#### What you will do:
Find the word "profondément" in the material below and gather every line that contains it.

#### Material to process:
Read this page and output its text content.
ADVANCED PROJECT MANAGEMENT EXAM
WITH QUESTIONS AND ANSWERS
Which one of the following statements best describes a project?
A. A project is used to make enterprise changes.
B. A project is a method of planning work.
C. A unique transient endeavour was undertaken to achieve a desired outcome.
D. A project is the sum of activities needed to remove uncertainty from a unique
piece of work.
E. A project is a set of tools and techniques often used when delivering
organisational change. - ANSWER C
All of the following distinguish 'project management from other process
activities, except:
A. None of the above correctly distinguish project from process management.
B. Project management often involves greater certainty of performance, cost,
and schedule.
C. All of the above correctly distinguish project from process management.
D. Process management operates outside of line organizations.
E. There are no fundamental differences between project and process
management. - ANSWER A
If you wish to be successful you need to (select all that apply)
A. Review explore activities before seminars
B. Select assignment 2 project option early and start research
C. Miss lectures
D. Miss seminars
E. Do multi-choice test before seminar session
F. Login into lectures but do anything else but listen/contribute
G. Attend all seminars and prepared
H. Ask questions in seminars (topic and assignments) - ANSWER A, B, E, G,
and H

==

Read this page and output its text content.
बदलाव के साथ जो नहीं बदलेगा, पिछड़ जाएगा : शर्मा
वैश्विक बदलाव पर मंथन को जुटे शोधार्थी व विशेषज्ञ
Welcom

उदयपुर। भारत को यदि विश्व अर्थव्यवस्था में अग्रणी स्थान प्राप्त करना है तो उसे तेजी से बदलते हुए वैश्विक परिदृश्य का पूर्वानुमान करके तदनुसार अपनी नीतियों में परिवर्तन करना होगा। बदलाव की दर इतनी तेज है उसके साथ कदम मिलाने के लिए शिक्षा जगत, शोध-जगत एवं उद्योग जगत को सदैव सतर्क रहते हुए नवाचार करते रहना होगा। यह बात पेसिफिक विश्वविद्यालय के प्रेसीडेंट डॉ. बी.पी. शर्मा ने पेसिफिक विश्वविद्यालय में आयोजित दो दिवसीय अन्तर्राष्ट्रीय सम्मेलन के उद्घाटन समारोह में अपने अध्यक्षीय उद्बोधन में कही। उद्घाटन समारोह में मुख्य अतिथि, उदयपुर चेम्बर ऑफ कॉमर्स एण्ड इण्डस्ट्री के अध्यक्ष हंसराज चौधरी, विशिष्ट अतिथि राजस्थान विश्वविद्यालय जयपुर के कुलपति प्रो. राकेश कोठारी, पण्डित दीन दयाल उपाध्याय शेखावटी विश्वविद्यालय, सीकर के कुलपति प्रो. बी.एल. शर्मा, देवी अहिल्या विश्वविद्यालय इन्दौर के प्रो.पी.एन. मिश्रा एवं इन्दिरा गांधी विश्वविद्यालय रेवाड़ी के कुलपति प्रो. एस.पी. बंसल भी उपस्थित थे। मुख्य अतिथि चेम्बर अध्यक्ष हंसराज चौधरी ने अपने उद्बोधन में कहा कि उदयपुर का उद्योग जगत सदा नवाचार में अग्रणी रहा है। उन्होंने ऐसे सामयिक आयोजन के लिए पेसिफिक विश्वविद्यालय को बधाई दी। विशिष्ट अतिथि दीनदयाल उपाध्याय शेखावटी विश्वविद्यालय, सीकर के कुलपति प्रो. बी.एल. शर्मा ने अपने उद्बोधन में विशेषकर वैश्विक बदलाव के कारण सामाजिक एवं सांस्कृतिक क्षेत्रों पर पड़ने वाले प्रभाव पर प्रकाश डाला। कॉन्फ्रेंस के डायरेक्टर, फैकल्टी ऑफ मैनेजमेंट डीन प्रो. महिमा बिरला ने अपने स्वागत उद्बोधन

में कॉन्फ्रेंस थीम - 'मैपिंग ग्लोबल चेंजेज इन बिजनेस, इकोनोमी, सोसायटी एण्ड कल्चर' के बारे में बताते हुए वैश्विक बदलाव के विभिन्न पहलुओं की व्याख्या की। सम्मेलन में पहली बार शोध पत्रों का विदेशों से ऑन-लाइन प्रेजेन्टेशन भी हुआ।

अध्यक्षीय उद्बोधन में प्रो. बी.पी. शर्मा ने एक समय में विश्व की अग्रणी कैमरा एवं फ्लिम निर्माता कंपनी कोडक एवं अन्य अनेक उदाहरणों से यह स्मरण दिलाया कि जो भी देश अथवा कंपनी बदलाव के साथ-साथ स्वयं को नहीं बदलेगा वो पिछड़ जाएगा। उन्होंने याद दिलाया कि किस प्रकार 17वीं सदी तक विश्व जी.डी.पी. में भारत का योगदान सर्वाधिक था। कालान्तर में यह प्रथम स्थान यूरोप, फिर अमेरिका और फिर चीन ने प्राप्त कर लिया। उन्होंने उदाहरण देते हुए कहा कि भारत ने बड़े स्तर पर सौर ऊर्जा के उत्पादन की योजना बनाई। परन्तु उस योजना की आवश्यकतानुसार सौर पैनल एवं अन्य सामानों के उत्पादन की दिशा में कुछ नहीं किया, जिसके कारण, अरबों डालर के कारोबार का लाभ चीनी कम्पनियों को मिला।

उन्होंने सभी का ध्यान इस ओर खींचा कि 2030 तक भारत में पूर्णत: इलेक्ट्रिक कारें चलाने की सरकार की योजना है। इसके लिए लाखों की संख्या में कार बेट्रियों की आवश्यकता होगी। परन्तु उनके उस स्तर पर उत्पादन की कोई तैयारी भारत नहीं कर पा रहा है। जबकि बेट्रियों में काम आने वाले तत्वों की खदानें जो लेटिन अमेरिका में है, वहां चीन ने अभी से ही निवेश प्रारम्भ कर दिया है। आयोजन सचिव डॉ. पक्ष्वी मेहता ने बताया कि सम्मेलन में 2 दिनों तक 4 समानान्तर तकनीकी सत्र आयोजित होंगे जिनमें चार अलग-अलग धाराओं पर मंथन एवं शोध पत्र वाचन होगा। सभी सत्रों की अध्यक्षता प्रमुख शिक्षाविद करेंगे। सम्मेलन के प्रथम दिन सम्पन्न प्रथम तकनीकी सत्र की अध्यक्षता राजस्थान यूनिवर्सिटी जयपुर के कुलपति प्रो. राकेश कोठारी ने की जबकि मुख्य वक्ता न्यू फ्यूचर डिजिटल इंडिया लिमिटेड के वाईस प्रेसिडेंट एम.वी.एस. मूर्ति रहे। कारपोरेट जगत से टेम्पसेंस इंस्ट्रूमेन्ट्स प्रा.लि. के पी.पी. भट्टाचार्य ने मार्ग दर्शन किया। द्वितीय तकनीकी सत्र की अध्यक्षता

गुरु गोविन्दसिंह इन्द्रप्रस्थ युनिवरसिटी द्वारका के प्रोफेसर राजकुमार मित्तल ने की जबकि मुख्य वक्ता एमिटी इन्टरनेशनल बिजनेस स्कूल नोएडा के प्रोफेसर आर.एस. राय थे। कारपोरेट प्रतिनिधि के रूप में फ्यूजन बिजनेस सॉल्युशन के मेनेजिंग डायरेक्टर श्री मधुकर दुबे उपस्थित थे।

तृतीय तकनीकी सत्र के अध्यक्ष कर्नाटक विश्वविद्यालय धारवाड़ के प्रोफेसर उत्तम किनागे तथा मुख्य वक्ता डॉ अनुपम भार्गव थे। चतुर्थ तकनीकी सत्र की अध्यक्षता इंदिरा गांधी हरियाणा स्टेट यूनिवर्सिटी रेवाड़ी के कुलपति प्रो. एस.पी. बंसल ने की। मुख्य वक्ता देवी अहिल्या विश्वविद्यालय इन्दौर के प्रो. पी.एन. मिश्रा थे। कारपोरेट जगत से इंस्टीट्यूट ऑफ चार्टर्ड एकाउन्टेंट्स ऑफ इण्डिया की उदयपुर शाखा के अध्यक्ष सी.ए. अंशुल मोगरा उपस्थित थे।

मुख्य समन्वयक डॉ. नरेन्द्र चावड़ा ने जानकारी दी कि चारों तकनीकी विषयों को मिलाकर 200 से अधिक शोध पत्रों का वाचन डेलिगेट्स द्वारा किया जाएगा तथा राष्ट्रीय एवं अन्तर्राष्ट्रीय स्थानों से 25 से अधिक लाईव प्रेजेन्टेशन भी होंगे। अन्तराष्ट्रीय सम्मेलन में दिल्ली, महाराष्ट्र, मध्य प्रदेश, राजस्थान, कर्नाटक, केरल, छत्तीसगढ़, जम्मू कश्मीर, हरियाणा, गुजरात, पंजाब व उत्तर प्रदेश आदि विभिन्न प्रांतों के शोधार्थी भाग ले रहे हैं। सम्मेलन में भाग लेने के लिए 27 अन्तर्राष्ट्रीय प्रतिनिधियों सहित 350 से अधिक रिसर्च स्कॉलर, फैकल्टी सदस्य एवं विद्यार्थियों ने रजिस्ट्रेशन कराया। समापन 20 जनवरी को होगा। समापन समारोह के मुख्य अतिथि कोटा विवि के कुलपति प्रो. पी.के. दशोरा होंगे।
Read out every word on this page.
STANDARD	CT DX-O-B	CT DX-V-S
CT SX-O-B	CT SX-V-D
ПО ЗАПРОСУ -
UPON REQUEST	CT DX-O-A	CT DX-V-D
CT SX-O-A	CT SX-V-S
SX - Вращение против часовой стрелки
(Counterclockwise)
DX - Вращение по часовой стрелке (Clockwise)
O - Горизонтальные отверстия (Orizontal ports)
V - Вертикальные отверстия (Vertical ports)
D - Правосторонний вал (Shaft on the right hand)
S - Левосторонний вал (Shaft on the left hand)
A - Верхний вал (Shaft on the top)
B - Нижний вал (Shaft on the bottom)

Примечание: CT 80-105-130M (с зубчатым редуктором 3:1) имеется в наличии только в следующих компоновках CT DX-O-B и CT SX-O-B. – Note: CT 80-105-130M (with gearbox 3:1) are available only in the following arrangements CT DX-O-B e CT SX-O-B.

==

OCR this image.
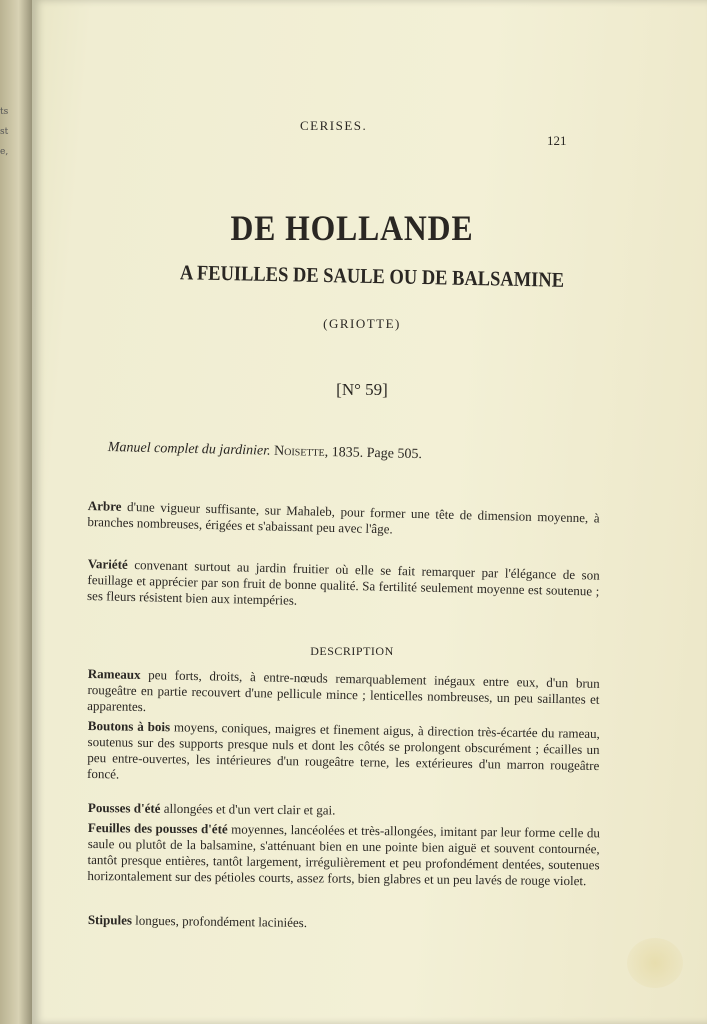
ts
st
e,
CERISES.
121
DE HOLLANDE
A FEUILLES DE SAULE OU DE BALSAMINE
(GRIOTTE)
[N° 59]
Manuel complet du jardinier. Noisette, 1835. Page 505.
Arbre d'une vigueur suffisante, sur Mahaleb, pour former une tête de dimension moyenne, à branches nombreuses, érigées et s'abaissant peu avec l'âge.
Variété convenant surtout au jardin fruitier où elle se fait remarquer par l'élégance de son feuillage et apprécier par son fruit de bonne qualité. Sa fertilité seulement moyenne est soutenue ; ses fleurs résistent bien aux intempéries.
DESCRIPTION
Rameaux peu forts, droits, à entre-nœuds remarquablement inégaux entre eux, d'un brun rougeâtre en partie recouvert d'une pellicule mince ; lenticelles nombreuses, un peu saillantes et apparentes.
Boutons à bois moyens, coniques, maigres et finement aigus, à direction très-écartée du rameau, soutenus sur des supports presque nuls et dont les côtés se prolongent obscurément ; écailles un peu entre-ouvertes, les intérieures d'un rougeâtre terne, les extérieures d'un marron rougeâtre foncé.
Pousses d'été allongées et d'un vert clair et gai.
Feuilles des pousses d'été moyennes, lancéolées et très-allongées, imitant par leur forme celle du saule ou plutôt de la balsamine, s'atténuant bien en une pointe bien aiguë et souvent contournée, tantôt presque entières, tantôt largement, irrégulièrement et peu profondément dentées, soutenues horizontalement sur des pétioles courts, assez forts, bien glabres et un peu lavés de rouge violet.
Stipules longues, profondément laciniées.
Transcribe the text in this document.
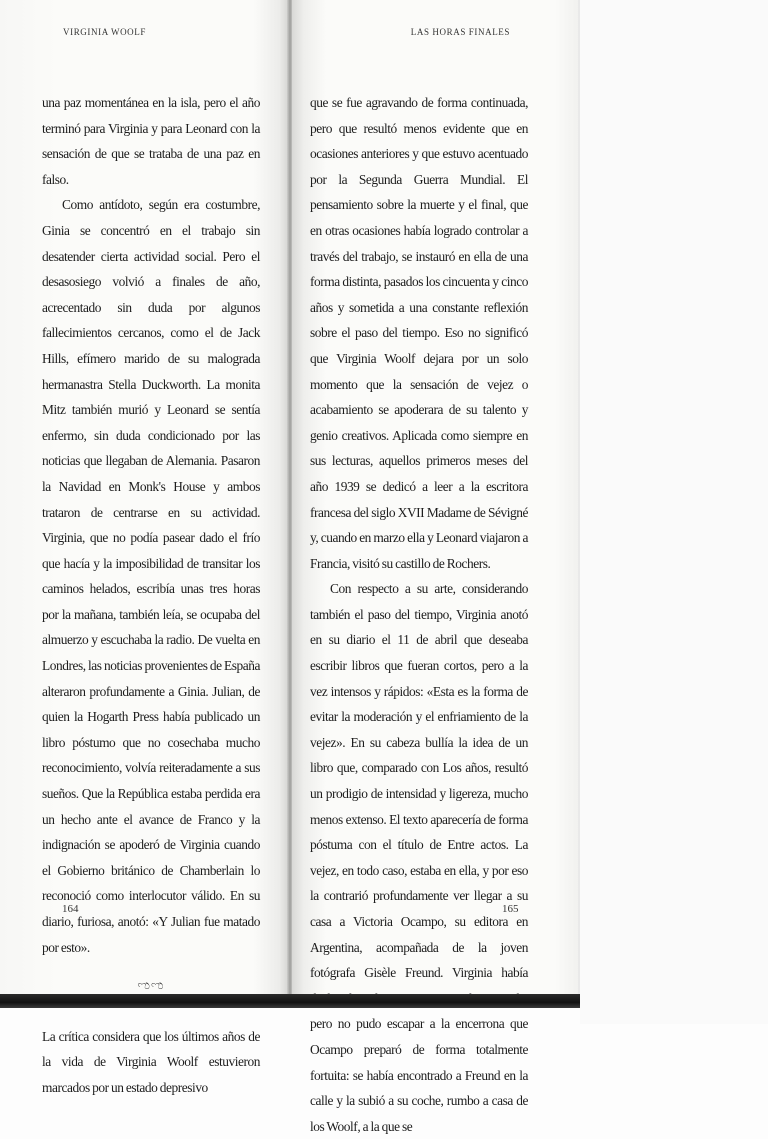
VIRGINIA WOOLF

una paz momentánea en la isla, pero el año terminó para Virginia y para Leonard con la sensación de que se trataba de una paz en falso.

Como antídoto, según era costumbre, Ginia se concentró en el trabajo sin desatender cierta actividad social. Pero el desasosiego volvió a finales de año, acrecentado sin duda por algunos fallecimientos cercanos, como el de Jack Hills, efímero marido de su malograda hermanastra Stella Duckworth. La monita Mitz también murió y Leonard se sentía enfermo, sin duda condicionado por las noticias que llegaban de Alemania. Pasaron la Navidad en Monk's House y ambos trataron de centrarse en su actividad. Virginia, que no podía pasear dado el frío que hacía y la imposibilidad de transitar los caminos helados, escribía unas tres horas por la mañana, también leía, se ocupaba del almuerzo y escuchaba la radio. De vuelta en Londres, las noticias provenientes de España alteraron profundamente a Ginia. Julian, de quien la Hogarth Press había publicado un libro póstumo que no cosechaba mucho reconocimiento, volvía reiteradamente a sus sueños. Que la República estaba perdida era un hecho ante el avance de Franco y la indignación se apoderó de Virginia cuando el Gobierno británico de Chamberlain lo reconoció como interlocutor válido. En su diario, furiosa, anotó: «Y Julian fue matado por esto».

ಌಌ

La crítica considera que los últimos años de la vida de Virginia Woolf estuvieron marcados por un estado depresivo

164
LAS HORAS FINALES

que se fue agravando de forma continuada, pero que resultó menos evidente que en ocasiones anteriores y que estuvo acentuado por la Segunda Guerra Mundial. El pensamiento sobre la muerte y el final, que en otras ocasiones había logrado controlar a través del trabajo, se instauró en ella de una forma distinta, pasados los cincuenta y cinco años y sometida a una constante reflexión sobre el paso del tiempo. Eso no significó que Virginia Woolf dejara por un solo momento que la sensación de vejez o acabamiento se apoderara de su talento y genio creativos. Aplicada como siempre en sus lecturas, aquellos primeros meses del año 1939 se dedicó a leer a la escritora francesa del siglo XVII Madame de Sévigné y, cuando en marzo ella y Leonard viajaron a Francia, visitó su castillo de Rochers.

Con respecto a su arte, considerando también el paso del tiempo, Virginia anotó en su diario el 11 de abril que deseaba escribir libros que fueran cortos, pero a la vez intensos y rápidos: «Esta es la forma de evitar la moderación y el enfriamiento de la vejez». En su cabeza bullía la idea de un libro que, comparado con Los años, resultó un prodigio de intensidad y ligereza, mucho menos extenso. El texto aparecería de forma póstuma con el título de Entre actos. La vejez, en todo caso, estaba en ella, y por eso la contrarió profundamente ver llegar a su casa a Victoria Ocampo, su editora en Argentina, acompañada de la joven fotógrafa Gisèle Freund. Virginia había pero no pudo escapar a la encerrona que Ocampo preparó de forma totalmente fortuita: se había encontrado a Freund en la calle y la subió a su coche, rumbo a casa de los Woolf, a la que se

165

#### Finished exercise:
Feuilles des pousses d'été moyennes, lancéolées et très-allongées, imitant par leur forme celle du saule ou plutôt de la balsamine, s'atténuant bien en une pointe bien aiguë et souvent contournée, tantôt presque entières, tantôt largement, irrégulièrement et peu profondément dentées, soutenues horizontalement sur des pétioles courts, assez forts, bien glabres et un peu lavés de rouge violet.
Stipules longues, profondément laciniées.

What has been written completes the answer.